--- Start Provided data ---

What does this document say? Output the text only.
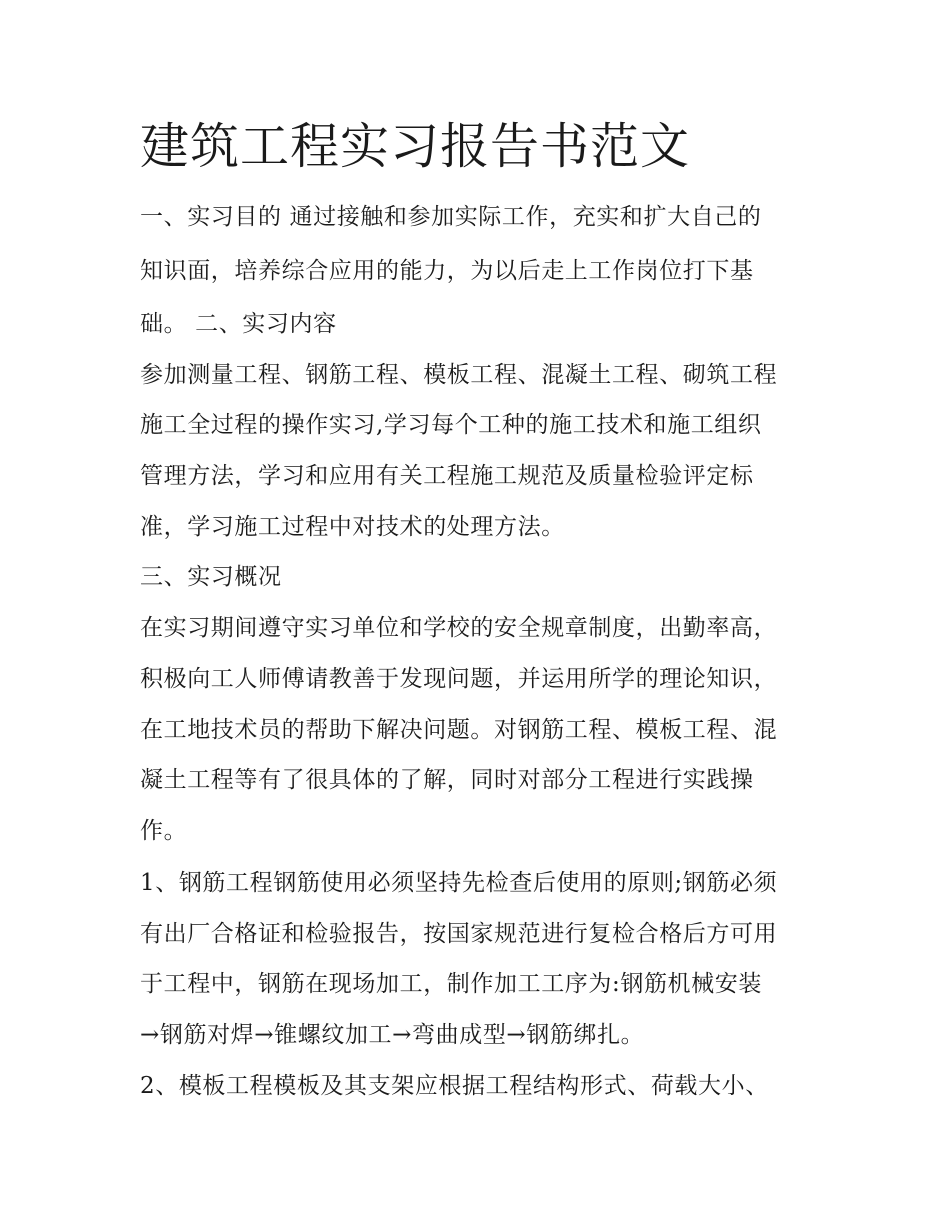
建筑工程实习报告书范文
一、实习目的 通过接触和参加实际工作，充实和扩大自己的
知识面，培养综合应用的能力，为以后走上工作岗位打下基
础。 二、实习内容
参加测量工程、钢筋工程、模板工程、混凝土工程、砌筑工程
施工全过程的操作实习,学习每个工种的施工技术和施工组织
管理方法，学习和应用有关工程施工规范及质量检验评定标
准，学习施工过程中对技术的处理方法。
三、实习概况
在实习期间遵守实习单位和学校的安全规章制度，出勤率高，
积极向工人师傅请教善于发现问题，并运用所学的理论知识，
在工地技术员的帮助下解决问题。对钢筋工程、模板工程、混
凝土工程等有了很具体的了解，同时对部分工程进行实践操
作。
1、钢筋工程钢筋使用必须坚持先检查后使用的原则;钢筋必须
有出厂合格证和检验报告，按国家规范进行复检合格后方可用
于工程中，钢筋在现场加工，制作加工工序为:钢筋机械安装
→钢筋对焊→锥螺纹加工→弯曲成型→钢筋绑扎。
2、模板工程模板及其支架应根据工程结构形式、荷载大小、
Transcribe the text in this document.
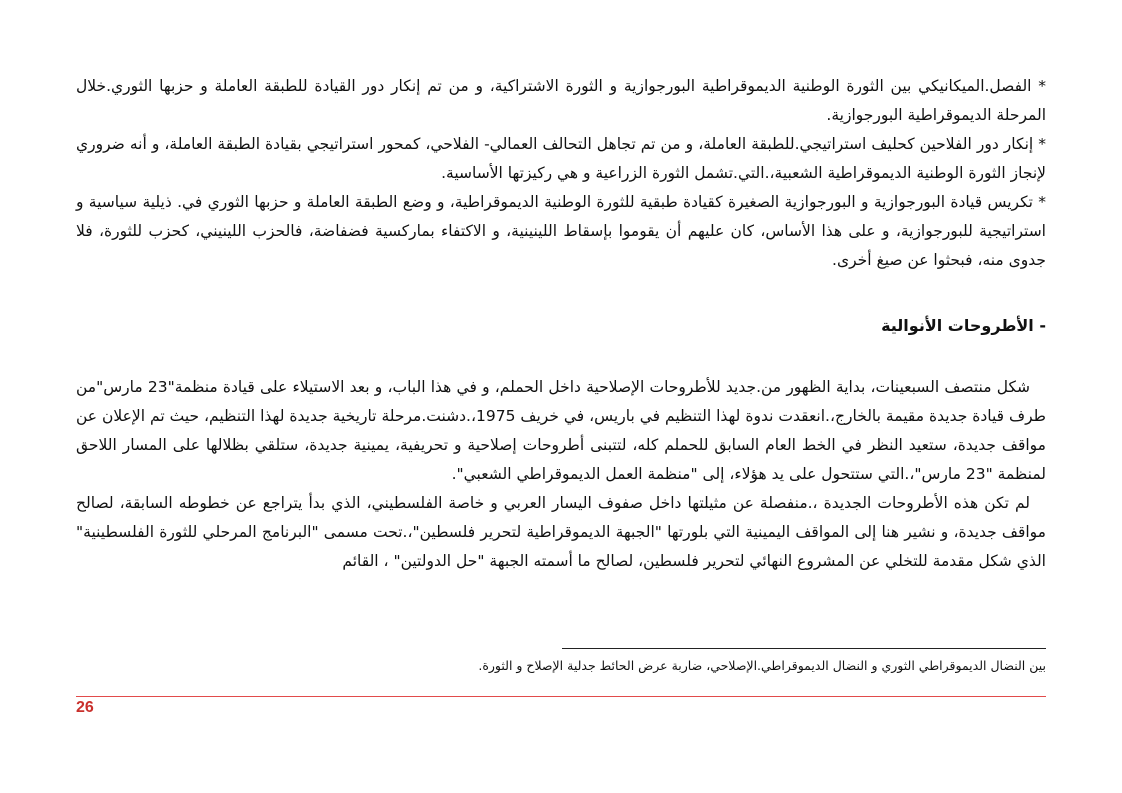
* الفصل.الميكانيكي بين الثورة الوطنية الديموقراطية البورجوازية و الثورة الاشتراكية، و من تم إنكار دور القيادة للطبقة العاملة و حزبها الثوري.خلال المرحلة الديموقراطية البورجوازية.

* إنكار دور الفلاحين كحليف استراتيجي.للطبقة العاملة، و من تم تجاهل التحالف العمالي- الفلاحي، كمحور استراتيجي بقيادة الطبقة العاملة، و أنه ضروري لإنجاز الثورة الوطنية الديموقراطية الشعبية،.التي.تشمل الثورة الزراعية و هي ركيزتها الأساسية.

* تكريس قيادة البورجوازية و البورجوازية الصغيرة كقيادة طبقية للثورة الوطنية الديموقراطية، و وضع الطبقة العاملة و حزبها الثوري في. ذيلية سياسية و استراتيجية للبورجوازية، و على هذا الأساس، كان عليهم أن يقوموا بإسقاط اللينينية، و الاكتفاء بماركسية فضفاضة، فالحزب اللينيني، كحزب للثورة، فلا جدوى منه، فبحثوا عن صيغ أخرى.

- الأطروحات الأنوالية

شكل منتصف السبعينات، بداية الظهور من.جديد للأطروحات الإصلاحية داخل الحملم، و في هذا الباب، و بعد الاستيلاء على قيادة منظمة"23 مارس"من طرف قيادة جديدة مقيمة بالخارج،.انعقدت ندوة لهذا التنظيم في باريس، في خريف 1975،.دشنت.مرحلة تاريخية جديدة لهذا التنظيم، حيث تم الإعلان عن مواقف جديدة، ستعيد النظر في الخط العام السابق للحملم كله، لتتبنى أطروحات إصلاحية و تحريفية، يمينية جديدة، ستلقي بظلالها على المسار اللاحق لمنظمة "23 مارس"،.التي ستتحول على يد هؤلاء، إلى "منظمة العمل الديموقراطي الشعبي".

لم تكن هذه الأطروحات الجديدة ،.منفصلة عن مثيلتها داخل صفوف اليسار العربي و خاصة الفلسطيني، الذي بدأ يتراجع عن خطوطه السابقة، لصالح مواقف جديدة، و نشير هنا إلى المواقف اليمينية التي بلورتها "الجبهة الديموقراطية لتحرير فلسطين"،.تحت مسمى "البرنامج المرحلي للثورة الفلسطينية" الذي شكل مقدمة للتخلي عن المشروع النهائي لتحرير فلسطين، لصالح ما أسمته الجبهة "حل الدولتين" ، القائم

بين النضال الديموقراطي الثوري و النضال الديموقراطي.الإصلاحي، ضاربة عرض الحائط جدلية الإصلاح و الثورة.
26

--- End Provided data ---

Exercise requirements
Among the lines above, how many contain the string "الثورة"? State the number alone.

Right answer
3